__Given exercise__
Write out each entry again. Keep every word exactly as it is.

__Records for this exercise__
* * * * *
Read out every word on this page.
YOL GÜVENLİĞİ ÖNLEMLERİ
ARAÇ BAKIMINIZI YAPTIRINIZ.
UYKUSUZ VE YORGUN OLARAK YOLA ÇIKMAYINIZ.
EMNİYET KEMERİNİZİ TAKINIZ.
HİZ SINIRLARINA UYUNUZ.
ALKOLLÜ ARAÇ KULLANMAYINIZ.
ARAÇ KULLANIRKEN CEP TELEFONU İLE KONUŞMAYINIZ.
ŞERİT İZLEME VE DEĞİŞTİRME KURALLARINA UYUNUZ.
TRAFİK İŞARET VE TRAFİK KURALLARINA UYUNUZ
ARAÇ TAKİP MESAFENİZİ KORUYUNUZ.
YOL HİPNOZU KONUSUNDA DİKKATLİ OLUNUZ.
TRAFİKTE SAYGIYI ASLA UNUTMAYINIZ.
* * * * *
__Response for this exercise__
Read out every word on this page.
YOL GÜVENLİĞİ ÖNLEMLERİ
ARAÇ BAKIMINIZI YAPTIRINIZ.
UYKUSUZ VE YORGUN OLARAK YOLA ÇIKMAYINIZ.
EMNİYET KEMERİNİZİ TAKINIZ.
HİZ SINIRLARINA UYUNUZ.
ALKOLLÜ ARAÇ KULLANMAYINIZ.
ARAÇ KULLANIRKEN CEP TELEFONU İLE KONUŞMAYINIZ.
ŞERİT İZLEME VE DEĞİŞTİRME KURALLARINA UYUNUZ.
TRAFİK İŞARET VE TRAFİK KURALLARINA UYUNUZ
ARAÇ TAKİP MESAFENİZİ KORUYUNUZ.
YOL HİPNOZU KONUSUNDA DİKKATLİ OLUNUZ.
TRAFİKTE SAYGIYI ASLA UNUTMAYINIZ.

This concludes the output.